Records from a data source:

--------------------

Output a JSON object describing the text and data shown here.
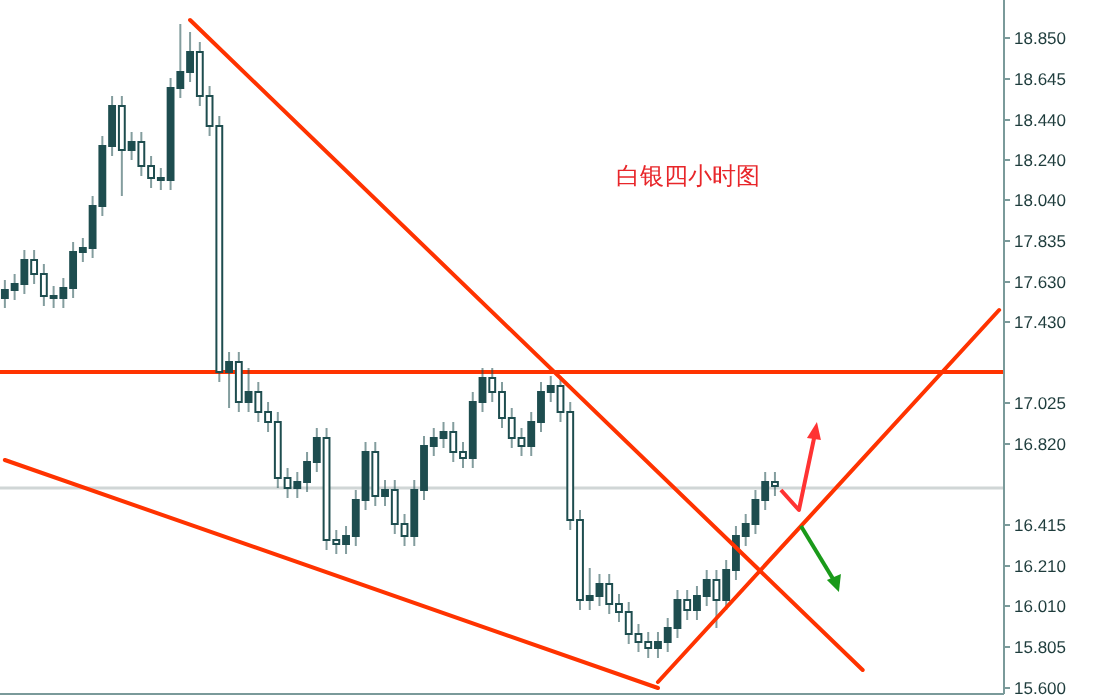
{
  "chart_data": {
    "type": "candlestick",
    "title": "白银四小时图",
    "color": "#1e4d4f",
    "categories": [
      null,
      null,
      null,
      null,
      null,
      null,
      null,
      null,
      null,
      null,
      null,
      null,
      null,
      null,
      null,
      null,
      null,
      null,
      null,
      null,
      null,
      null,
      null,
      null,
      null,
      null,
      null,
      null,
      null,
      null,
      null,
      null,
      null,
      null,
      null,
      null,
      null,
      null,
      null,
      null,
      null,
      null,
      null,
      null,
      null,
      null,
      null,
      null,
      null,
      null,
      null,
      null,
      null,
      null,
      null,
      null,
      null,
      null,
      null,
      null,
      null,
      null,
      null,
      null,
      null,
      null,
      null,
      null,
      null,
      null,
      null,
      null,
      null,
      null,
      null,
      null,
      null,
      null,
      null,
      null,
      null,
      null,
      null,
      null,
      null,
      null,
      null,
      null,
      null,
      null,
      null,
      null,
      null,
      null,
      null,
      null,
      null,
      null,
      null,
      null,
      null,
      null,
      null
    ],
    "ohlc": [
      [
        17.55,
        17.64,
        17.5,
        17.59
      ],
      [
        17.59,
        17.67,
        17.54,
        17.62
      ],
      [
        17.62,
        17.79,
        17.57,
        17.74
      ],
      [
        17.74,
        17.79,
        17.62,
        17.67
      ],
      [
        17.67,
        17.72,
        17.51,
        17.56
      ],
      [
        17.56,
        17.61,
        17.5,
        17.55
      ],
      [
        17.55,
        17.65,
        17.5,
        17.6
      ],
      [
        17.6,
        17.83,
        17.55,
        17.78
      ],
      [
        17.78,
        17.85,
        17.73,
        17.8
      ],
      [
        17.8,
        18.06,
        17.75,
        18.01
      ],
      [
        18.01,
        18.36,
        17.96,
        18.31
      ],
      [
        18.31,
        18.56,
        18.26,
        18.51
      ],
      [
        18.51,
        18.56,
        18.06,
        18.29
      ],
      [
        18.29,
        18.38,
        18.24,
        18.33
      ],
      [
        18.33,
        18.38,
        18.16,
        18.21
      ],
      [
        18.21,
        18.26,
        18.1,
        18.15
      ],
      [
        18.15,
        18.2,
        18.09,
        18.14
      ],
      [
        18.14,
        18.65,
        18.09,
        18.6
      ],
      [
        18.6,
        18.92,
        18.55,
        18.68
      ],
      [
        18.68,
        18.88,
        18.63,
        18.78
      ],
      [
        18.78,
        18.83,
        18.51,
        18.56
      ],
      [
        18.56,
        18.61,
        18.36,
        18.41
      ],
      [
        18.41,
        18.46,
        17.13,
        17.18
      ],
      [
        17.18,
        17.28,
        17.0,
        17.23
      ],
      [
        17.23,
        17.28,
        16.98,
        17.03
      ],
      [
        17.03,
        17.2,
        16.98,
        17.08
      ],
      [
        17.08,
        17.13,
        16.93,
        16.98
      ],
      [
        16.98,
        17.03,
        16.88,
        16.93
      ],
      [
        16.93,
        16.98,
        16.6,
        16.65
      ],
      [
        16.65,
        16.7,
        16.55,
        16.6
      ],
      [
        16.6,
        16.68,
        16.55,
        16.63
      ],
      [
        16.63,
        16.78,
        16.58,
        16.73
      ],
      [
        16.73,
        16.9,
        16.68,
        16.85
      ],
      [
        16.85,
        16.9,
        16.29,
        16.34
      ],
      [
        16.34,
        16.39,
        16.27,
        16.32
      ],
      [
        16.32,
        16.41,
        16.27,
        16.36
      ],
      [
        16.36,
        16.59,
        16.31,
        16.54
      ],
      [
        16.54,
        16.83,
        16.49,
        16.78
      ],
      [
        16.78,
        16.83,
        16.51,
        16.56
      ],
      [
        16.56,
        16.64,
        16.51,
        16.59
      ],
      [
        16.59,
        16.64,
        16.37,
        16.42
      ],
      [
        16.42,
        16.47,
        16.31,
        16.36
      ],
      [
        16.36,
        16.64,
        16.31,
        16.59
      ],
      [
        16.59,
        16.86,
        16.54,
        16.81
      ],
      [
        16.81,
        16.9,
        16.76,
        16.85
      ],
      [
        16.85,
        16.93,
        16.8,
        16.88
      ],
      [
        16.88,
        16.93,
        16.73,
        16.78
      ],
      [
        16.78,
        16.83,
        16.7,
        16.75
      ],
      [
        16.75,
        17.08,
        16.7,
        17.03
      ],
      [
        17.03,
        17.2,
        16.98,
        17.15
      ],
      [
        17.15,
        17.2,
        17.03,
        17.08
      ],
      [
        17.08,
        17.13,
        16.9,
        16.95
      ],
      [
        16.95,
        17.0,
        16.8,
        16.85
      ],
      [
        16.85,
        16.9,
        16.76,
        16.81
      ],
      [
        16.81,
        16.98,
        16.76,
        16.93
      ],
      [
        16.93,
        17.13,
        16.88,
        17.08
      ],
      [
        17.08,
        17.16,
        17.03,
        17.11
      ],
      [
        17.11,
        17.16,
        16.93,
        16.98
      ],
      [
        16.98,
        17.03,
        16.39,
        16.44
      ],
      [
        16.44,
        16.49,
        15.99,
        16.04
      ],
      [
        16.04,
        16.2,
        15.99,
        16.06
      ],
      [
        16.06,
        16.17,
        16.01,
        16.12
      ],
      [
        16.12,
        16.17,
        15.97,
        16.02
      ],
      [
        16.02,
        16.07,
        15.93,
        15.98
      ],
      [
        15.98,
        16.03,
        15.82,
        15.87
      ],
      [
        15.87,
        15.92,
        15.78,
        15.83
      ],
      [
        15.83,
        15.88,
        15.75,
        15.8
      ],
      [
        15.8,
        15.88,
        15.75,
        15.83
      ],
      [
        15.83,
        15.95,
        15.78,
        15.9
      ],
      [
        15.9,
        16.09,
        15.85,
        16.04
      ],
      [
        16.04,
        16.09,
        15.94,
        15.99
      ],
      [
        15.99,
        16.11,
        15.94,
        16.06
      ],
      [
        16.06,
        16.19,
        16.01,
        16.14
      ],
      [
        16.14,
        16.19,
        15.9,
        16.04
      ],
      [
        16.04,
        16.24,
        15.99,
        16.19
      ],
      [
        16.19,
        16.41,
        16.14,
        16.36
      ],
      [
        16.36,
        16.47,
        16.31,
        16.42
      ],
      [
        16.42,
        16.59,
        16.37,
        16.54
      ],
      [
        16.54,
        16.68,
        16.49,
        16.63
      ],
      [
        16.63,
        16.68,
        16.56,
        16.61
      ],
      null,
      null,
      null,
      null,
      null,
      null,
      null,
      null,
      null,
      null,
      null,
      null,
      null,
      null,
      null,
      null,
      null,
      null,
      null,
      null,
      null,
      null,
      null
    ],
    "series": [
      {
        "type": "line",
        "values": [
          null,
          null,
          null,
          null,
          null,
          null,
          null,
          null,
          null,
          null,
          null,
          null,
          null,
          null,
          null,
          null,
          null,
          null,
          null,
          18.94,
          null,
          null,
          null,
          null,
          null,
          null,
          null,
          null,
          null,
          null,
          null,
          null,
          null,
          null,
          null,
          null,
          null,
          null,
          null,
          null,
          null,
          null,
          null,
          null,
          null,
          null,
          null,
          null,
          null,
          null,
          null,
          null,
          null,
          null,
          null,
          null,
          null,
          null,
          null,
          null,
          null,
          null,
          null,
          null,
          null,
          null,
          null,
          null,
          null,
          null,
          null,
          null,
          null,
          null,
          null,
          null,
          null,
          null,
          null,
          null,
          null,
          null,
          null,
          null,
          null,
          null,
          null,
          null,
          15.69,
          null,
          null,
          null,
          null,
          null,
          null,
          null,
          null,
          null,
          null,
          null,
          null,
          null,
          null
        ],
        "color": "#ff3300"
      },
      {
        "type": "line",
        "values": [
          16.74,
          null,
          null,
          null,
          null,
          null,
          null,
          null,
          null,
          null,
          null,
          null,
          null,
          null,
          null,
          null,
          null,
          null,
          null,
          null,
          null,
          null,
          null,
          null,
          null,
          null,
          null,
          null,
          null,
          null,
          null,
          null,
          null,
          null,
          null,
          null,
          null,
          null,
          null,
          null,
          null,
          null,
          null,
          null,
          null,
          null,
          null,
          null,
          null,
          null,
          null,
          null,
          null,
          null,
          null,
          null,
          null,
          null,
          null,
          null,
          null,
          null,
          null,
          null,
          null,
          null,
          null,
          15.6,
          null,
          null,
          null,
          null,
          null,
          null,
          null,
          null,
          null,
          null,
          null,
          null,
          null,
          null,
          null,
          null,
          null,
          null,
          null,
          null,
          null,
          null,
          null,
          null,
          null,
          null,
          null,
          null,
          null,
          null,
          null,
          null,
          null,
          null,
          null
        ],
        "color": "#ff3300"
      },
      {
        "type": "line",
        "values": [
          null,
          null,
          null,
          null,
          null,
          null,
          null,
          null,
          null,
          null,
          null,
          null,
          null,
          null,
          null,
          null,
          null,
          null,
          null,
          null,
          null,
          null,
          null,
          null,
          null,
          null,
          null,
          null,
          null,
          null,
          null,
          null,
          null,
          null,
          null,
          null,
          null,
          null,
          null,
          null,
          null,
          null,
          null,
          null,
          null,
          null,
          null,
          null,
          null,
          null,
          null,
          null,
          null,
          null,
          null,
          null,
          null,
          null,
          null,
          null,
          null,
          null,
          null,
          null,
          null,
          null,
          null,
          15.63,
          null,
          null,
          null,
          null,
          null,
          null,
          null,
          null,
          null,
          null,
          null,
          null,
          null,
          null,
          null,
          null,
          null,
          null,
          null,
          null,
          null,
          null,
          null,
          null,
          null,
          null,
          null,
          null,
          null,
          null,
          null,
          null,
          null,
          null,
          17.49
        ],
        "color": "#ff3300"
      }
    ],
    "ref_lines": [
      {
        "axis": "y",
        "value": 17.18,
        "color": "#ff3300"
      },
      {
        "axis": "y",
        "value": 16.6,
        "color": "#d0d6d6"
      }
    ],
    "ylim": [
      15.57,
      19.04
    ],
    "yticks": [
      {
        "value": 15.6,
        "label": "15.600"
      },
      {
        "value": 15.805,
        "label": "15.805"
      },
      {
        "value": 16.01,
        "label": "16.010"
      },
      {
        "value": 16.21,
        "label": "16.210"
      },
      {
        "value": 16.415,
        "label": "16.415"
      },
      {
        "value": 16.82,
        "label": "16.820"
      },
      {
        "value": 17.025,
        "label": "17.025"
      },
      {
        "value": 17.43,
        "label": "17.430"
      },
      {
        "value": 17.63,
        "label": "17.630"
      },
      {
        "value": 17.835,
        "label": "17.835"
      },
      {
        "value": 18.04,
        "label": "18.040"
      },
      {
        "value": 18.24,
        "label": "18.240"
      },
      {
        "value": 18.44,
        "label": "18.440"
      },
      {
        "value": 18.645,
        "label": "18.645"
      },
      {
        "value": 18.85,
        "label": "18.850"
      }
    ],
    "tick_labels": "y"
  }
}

--------------------

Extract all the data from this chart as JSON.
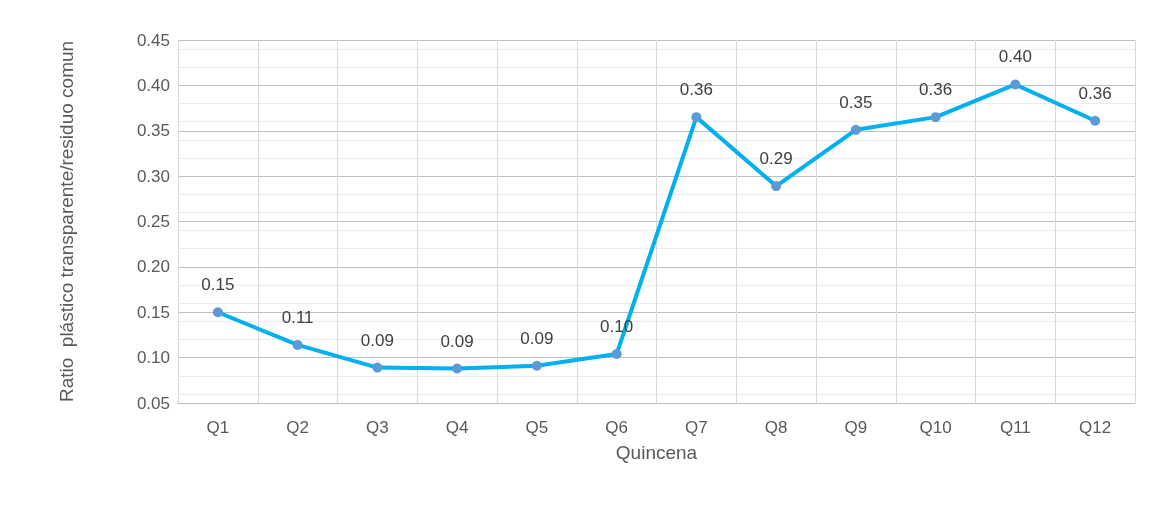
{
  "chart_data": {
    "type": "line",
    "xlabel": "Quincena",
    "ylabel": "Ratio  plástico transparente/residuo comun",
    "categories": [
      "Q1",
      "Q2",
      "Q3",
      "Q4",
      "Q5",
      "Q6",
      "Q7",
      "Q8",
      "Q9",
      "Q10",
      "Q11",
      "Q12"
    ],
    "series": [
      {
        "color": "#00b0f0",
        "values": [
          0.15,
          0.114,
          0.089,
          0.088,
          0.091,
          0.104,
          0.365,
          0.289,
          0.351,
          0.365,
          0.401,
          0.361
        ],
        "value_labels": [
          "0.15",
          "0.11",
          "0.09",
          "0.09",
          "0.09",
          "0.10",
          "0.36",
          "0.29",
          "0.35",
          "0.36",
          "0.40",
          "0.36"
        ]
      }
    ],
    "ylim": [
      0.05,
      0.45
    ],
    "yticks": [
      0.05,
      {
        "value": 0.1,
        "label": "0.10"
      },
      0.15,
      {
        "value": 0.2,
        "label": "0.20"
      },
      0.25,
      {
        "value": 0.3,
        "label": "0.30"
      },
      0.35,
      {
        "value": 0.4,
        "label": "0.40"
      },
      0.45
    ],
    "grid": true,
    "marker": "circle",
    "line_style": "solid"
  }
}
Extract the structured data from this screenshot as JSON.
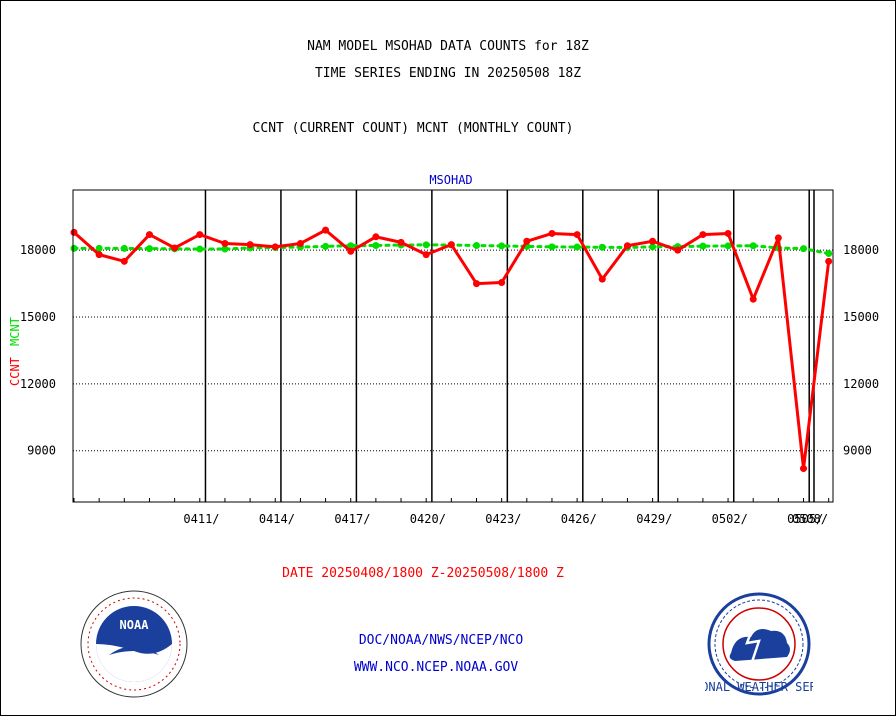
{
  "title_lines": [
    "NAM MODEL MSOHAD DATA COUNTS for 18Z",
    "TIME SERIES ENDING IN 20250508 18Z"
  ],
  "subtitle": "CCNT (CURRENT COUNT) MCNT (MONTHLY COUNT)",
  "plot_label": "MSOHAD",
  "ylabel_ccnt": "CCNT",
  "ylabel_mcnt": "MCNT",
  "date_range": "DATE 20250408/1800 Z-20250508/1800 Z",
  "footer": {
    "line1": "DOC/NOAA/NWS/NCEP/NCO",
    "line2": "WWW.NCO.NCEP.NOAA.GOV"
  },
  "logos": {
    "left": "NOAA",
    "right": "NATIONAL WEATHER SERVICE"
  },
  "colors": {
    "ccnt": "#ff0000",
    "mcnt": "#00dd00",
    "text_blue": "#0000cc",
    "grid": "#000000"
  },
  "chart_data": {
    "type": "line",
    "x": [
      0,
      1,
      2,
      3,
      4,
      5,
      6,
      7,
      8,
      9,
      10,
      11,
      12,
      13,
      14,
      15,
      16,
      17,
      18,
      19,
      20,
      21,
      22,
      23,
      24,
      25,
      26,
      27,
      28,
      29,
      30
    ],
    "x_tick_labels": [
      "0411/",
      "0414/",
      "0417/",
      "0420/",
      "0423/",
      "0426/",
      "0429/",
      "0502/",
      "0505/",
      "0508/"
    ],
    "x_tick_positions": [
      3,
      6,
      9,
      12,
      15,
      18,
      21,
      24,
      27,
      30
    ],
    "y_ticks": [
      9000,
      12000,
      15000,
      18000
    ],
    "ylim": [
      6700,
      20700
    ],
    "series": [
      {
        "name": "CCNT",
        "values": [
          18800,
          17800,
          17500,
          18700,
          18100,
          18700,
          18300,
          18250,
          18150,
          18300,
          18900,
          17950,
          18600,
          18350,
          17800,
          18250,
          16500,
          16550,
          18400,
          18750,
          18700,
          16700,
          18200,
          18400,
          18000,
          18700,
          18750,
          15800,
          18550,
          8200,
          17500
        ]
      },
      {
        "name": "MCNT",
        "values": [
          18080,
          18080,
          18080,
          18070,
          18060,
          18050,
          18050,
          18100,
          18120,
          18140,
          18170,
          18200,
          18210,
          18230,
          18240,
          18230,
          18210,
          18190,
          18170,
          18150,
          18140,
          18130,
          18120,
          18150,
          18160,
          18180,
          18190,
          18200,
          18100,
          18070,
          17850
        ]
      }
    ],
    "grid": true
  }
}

--------------------

TASK PROMPT: Copy every line of the listing that contains the word "NOAA".

SOLUTION TO THE EXERCISE:
    "line1": "DOC/NOAA/NWS/NCEP/NCO",
    "line2": "WWW.NCO.NCEP.NOAA.GOV"
    "left": "NOAA",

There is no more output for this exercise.